Saved entries:
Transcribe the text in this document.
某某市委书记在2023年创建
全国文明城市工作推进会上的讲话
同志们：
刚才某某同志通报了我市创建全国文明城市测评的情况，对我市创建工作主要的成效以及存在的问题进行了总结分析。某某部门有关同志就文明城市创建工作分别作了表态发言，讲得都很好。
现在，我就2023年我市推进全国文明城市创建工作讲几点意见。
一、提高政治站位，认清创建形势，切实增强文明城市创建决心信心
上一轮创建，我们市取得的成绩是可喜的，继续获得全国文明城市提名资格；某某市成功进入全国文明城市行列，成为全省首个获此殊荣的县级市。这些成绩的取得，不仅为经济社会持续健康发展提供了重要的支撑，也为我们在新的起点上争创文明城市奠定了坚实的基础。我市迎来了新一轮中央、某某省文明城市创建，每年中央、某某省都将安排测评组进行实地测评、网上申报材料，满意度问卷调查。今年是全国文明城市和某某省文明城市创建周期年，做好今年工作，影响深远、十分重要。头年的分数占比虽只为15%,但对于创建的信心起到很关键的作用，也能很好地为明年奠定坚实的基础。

INSTRUCTIONS TO FOLLOW -
Repeat the records above in full, character for character.

OUTPUT OF THE TASK -
Transcribe the text in this document.
某某市委书记在2023年创建
全国文明城市工作推进会上的讲话
同志们：
刚才某某同志通报了我市创建全国文明城市测评的情况，对我市创建工作主要的成效以及存在的问题进行了总结分析。某某部门有关同志就文明城市创建工作分别作了表态发言，讲得都很好。
现在，我就2023年我市推进全国文明城市创建工作讲几点意见。
一、提高政治站位，认清创建形势，切实增强文明城市创建决心信心
上一轮创建，我们市取得的成绩是可喜的，继续获得全国文明城市提名资格；某某市成功进入全国文明城市行列，成为全省首个获此殊荣的县级市。这些成绩的取得，不仅为经济社会持续健康发展提供了重要的支撑，也为我们在新的起点上争创文明城市奠定了坚实的基础。我市迎来了新一轮中央、某某省文明城市创建，每年中央、某某省都将安排测评组进行实地测评、网上申报材料，满意度问卷调查。今年是全国文明城市和某某省文明城市创建周期年，做好今年工作，影响深远、十分重要。头年的分数占比虽只为15%,但对于创建的信心起到很关键的作用，也能很好地为明年奠定坚实的基础。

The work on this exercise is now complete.